Collected data entries:
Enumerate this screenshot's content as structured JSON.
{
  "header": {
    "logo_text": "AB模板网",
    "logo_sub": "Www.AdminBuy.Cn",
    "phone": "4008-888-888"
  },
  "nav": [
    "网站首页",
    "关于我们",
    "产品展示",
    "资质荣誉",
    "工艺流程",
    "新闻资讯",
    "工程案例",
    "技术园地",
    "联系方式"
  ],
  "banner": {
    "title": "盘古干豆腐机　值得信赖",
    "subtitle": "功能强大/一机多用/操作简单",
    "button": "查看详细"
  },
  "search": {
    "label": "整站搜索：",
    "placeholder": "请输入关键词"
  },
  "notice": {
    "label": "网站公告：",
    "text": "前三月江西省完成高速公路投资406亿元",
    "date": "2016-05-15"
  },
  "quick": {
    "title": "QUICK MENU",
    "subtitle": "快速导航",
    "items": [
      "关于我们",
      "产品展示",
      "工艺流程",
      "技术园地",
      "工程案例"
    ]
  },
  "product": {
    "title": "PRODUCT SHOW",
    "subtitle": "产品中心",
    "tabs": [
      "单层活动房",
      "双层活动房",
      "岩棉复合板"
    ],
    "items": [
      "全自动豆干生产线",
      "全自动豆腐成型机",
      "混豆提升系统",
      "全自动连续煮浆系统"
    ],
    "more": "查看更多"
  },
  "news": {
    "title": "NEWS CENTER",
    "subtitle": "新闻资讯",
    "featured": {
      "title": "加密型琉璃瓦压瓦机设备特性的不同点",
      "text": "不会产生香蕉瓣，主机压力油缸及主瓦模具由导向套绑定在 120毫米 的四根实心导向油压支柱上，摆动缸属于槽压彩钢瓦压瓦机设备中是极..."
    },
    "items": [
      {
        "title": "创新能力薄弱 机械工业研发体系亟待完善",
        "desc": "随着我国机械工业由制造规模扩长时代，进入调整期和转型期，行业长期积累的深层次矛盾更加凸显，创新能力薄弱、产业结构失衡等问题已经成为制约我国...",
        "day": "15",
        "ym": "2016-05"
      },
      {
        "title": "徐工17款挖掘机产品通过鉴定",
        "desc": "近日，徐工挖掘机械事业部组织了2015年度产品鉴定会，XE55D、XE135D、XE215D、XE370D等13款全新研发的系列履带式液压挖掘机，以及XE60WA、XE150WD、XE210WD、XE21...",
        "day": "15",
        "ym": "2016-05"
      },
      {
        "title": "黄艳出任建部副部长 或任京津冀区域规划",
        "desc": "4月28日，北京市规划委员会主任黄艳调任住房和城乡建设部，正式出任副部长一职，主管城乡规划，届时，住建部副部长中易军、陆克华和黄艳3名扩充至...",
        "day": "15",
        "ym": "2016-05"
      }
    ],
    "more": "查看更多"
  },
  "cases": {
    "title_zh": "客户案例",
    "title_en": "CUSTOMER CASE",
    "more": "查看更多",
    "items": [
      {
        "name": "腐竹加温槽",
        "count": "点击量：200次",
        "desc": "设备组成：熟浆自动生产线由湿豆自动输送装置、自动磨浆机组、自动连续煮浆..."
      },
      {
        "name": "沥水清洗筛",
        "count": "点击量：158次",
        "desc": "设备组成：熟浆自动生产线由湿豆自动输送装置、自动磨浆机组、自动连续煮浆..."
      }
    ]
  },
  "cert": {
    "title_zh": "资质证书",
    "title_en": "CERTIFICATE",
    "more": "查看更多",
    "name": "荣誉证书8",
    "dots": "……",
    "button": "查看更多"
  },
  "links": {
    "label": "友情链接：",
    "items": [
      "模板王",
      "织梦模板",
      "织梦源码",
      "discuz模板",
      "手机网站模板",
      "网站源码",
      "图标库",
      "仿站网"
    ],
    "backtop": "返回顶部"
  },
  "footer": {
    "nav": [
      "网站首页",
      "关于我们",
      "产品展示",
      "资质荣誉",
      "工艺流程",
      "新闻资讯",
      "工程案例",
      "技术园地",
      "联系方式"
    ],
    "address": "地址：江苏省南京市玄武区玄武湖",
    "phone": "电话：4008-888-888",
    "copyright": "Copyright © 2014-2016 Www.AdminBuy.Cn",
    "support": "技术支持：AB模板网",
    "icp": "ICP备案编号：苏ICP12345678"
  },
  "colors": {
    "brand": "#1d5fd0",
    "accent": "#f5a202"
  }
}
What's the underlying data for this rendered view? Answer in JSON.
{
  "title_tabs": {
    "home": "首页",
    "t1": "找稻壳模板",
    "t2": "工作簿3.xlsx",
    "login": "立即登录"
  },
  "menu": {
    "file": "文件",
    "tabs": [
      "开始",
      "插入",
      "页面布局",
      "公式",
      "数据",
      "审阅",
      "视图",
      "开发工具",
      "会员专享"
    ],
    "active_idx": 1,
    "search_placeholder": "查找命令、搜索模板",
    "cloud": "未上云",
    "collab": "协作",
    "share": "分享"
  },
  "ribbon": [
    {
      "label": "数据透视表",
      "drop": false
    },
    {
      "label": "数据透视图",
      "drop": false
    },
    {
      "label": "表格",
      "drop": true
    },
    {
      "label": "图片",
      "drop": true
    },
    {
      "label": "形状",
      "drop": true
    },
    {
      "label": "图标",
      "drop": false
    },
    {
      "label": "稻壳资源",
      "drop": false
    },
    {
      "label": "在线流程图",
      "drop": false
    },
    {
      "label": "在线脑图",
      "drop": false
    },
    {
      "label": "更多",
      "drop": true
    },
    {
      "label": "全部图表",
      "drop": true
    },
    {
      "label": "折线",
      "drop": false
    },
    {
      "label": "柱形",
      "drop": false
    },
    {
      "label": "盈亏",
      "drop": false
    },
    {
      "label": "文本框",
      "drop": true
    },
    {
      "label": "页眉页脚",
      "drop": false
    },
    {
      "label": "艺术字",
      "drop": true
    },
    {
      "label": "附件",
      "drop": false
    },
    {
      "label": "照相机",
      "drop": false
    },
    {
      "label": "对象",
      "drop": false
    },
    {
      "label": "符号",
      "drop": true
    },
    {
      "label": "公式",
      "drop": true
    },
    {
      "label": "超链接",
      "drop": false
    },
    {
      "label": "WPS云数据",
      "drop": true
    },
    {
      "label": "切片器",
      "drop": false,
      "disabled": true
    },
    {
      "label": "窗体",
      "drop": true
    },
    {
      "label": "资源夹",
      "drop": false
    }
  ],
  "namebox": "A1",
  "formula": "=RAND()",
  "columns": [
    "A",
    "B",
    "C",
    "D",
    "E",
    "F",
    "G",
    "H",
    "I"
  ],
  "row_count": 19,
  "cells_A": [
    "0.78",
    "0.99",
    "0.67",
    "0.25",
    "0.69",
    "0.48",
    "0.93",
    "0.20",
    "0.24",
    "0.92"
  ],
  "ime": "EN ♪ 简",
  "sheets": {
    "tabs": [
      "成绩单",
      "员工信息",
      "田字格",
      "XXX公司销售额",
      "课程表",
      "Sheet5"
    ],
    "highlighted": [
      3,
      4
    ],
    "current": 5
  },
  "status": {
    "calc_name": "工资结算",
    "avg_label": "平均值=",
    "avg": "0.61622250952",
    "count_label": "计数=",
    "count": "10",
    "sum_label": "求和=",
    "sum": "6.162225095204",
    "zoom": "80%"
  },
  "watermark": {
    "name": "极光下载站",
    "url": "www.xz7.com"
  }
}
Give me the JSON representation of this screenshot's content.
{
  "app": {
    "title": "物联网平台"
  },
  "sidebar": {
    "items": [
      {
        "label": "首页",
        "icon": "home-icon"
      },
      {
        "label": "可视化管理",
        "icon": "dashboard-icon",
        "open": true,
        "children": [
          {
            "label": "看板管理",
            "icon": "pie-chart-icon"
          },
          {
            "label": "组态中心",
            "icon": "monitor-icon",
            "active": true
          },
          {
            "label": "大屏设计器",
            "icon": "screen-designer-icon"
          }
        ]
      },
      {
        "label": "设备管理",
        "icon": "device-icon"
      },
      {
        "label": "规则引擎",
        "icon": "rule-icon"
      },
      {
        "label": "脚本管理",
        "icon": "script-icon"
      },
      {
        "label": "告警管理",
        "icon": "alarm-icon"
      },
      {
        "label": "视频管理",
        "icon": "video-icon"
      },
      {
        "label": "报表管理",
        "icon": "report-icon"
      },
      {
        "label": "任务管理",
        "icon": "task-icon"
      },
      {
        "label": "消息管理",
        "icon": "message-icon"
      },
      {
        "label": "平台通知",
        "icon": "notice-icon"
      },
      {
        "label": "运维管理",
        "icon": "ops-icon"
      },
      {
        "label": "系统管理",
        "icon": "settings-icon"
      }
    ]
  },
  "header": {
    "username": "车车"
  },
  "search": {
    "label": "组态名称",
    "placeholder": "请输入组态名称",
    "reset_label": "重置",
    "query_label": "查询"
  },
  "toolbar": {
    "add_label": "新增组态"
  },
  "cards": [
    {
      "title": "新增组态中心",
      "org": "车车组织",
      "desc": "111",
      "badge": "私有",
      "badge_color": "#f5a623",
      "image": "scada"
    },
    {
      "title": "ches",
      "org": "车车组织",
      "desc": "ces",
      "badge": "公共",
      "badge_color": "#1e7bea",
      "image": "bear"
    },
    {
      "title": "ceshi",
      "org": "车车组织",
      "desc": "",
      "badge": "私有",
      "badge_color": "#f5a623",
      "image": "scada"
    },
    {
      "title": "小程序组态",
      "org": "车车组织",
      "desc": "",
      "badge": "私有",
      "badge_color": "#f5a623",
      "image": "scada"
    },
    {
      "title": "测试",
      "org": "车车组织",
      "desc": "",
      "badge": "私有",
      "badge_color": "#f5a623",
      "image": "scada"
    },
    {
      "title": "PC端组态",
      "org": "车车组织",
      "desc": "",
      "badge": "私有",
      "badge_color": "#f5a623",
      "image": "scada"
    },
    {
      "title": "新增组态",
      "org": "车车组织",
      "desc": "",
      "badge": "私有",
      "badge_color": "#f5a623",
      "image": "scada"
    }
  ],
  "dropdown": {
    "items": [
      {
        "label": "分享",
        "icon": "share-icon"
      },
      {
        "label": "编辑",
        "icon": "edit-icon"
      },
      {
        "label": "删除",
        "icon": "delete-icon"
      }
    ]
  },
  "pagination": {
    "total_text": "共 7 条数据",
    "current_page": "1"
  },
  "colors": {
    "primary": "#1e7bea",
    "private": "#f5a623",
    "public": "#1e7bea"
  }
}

Aim: Copy every line that contains the string "phone".

The response:
    "phone": "4008-888-888"
    "phone": "电话：4008-888-888",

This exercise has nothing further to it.